Stored data
+-------+
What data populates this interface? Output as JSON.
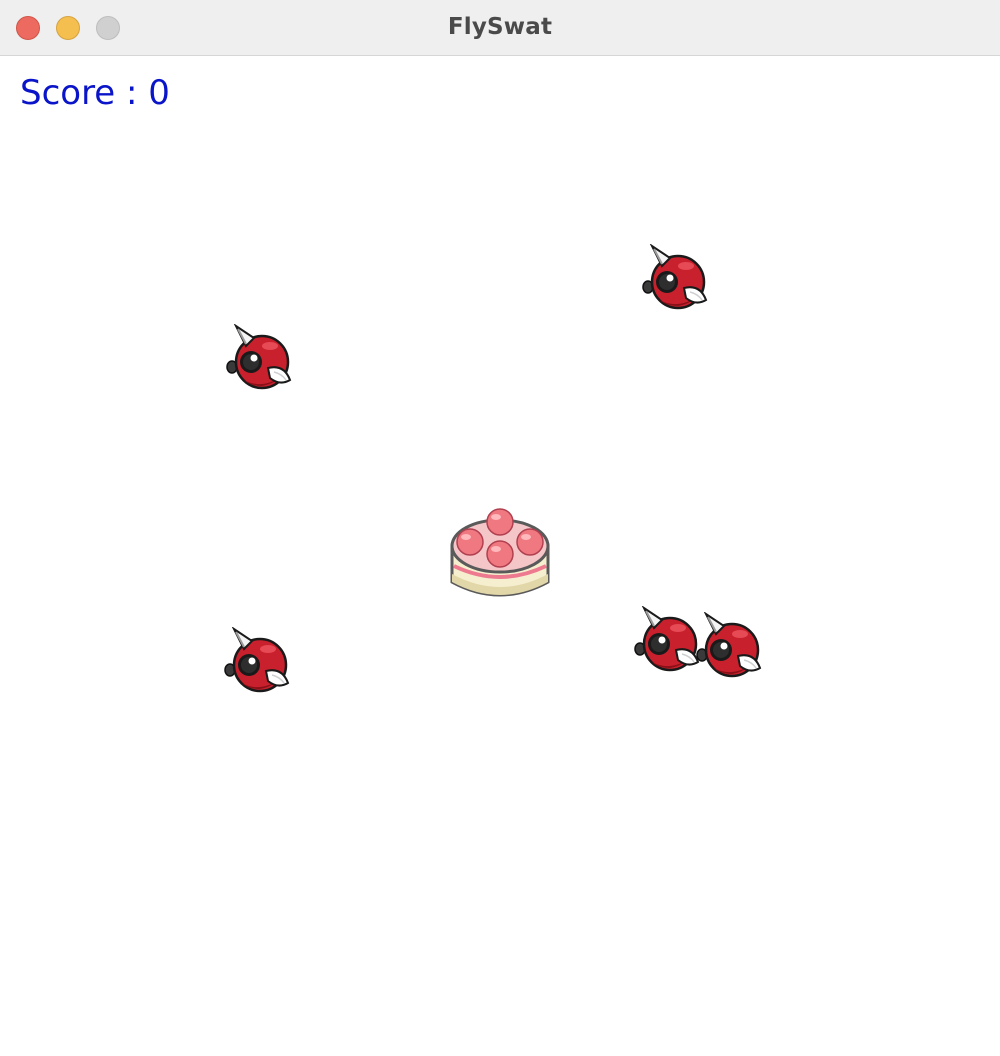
{
  "window": {
    "title": "FlySwat"
  },
  "hud": {
    "score_label": "Score : 0",
    "score": 0
  },
  "colors": {
    "score_text": "#0a14c8",
    "fly_body": "#c8202c",
    "cake_frosting": "#f07880"
  },
  "sprites": {
    "fly_icon": "red-fly-sprite",
    "cake_icon": "strawberry-cake-sprite",
    "fly_count": 5
  }
}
+-------+
* **OBJECTIVE**
The entries above should be reproduced exactly, without their pictures.

* **WRITTEN RESPONSE**
What data populates this interface? Output as JSON.
{
  "window": {
    "title": "FlySwat"
  },
  "hud": {
    "score_label": "Score : 0",
    "score": 0
  },
  "colors": {
    "score_text": "#0a14c8",
    "fly_body": "#c8202c",
    "cake_frosting": "#f07880"
  },
  "sprites": {
    "fly_icon": "red-fly-sprite",
    "cake_icon": "strawberry-cake-sprite",
    "fly_count": 5
  }
}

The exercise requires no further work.